> [Work to do] Keep only the lines of the listing that include the word "rutas", and copy them.

> [Records for processing]
---------------

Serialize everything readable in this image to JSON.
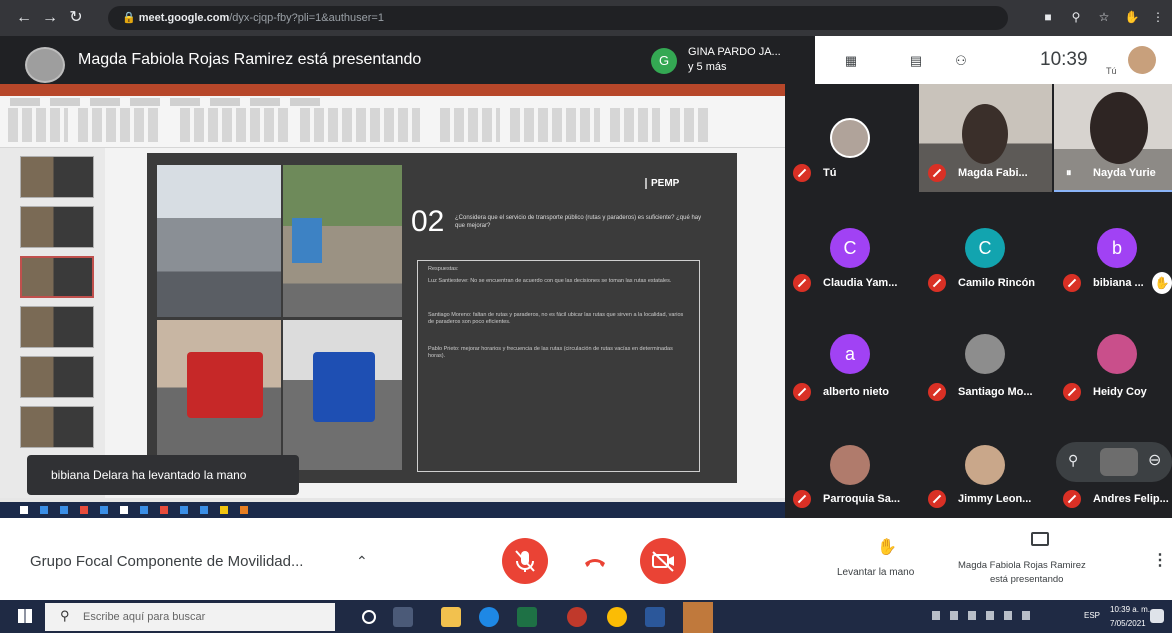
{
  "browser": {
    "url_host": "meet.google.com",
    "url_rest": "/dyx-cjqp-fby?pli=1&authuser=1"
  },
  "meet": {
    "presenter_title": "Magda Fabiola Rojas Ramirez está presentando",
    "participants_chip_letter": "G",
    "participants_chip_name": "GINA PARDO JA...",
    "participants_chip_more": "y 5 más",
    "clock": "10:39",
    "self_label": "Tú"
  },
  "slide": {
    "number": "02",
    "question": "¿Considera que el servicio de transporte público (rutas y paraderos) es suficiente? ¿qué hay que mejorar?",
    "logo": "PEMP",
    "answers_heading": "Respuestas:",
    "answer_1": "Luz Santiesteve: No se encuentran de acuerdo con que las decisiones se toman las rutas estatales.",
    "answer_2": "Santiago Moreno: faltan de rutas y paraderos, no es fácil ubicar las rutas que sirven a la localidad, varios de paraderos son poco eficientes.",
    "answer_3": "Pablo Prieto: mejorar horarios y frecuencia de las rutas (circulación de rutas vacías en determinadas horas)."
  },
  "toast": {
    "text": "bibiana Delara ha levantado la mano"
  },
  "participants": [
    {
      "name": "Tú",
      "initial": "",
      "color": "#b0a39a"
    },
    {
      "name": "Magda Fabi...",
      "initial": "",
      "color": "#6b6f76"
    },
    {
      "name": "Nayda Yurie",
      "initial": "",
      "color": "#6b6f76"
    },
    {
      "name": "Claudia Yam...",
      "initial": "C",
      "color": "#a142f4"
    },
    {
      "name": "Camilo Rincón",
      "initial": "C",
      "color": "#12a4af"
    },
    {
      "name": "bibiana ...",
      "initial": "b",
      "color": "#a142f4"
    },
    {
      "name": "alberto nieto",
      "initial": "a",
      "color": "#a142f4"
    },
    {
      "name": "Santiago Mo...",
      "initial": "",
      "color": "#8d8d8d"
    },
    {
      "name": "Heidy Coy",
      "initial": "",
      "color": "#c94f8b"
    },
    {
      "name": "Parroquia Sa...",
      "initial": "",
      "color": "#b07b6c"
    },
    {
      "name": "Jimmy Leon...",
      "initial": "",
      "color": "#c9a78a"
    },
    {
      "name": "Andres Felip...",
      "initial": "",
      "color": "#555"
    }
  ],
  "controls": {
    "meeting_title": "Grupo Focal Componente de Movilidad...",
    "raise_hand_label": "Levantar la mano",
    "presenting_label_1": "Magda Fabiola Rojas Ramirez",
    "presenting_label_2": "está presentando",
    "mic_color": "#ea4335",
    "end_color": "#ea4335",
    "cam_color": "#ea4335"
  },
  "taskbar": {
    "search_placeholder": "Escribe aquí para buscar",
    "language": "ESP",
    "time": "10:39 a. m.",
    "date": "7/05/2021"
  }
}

---------------

> [Solution]
    "question": "¿Considera que el servicio de transporte público (rutas y paraderos) es suficiente? ¿qué hay que mejorar?",
    "answer_1": "Luz Santiesteve: No se encuentran de acuerdo con que las decisiones se toman las rutas estatales.",
    "answer_2": "Santiago Moreno: faltan de rutas y paraderos, no es fácil ubicar las rutas que sirven a la localidad, varios de paraderos son poco eficientes.",
    "answer_3": "Pablo Prieto: mejorar horarios y frecuencia de las rutas (circulación de rutas vacías en determinadas horas)."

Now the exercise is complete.